Your instructions:
Reproduce the listing that follows with no differences at all.

** begin Extracted records **

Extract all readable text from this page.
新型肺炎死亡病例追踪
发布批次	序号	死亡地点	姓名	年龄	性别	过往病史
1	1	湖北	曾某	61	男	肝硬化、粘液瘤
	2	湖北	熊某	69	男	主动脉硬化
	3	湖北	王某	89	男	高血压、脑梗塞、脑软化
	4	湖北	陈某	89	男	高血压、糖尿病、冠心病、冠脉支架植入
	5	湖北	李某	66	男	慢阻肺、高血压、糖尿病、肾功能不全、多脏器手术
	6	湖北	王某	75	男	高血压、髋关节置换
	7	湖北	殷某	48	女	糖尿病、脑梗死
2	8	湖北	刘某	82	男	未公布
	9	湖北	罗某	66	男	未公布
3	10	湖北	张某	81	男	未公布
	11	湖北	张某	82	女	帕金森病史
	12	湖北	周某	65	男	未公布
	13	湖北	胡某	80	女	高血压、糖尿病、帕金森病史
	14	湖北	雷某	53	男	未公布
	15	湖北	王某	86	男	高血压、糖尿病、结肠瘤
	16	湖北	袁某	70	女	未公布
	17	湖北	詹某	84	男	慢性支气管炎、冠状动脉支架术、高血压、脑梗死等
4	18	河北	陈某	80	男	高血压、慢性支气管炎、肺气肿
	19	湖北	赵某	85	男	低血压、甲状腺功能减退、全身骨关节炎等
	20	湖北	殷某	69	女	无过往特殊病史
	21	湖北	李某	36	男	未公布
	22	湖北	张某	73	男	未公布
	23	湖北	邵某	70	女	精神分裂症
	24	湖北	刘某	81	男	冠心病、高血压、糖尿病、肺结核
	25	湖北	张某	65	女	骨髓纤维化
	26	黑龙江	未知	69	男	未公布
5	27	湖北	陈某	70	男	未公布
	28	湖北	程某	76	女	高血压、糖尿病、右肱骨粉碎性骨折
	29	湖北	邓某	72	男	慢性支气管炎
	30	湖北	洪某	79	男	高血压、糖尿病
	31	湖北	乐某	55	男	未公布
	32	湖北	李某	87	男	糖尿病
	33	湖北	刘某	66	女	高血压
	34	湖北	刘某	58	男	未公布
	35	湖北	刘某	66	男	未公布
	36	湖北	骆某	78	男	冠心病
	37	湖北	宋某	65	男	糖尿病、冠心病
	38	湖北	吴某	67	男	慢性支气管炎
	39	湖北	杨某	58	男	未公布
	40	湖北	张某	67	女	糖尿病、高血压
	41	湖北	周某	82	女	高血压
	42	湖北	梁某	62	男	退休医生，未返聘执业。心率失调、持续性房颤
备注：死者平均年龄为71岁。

** end Extracted records **

Exercise response:
Extract all readable text from this page.
新型肺炎死亡病例追踪
发布批次	序号	死亡地点	姓名	年龄	性别	过往病史
1	1	湖北	曾某	61	男	肝硬化、粘液瘤
	2	湖北	熊某	69	男	主动脉硬化
	3	湖北	王某	89	男	高血压、脑梗塞、脑软化
	4	湖北	陈某	89	男	高血压、糖尿病、冠心病、冠脉支架植入
	5	湖北	李某	66	男	慢阻肺、高血压、糖尿病、肾功能不全、多脏器手术
	6	湖北	王某	75	男	高血压、髋关节置换
	7	湖北	殷某	48	女	糖尿病、脑梗死
2	8	湖北	刘某	82	男	未公布
	9	湖北	罗某	66	男	未公布
3	10	湖北	张某	81	男	未公布
	11	湖北	张某	82	女	帕金森病史
	12	湖北	周某	65	男	未公布
	13	湖北	胡某	80	女	高血压、糖尿病、帕金森病史
	14	湖北	雷某	53	男	未公布
	15	湖北	王某	86	男	高血压、糖尿病、结肠瘤
	16	湖北	袁某	70	女	未公布
	17	湖北	詹某	84	男	慢性支气管炎、冠状动脉支架术、高血压、脑梗死等
4	18	河北	陈某	80	男	高血压、慢性支气管炎、肺气肿
	19	湖北	赵某	85	男	低血压、甲状腺功能减退、全身骨关节炎等
	20	湖北	殷某	69	女	无过往特殊病史
	21	湖北	李某	36	男	未公布
	22	湖北	张某	73	男	未公布
	23	湖北	邵某	70	女	精神分裂症
	24	湖北	刘某	81	男	冠心病、高血压、糖尿病、肺结核
	25	湖北	张某	65	女	骨髓纤维化
	26	黑龙江	未知	69	男	未公布
5	27	湖北	陈某	70	男	未公布
	28	湖北	程某	76	女	高血压、糖尿病、右肱骨粉碎性骨折
	29	湖北	邓某	72	男	慢性支气管炎
	30	湖北	洪某	79	男	高血压、糖尿病
	31	湖北	乐某	55	男	未公布
	32	湖北	李某	87	男	糖尿病
	33	湖北	刘某	66	女	高血压
	34	湖北	刘某	58	男	未公布
	35	湖北	刘某	66	男	未公布
	36	湖北	骆某	78	男	冠心病
	37	湖北	宋某	65	男	糖尿病、冠心病
	38	湖北	吴某	67	男	慢性支气管炎
	39	湖北	杨某	58	男	未公布
	40	湖北	张某	67	女	糖尿病、高血压
	41	湖北	周某	82	女	高血压
	42	湖北	梁某	62	男	退休医生，未返聘执业。心率失调、持续性房颤
备注：死者平均年龄为71岁。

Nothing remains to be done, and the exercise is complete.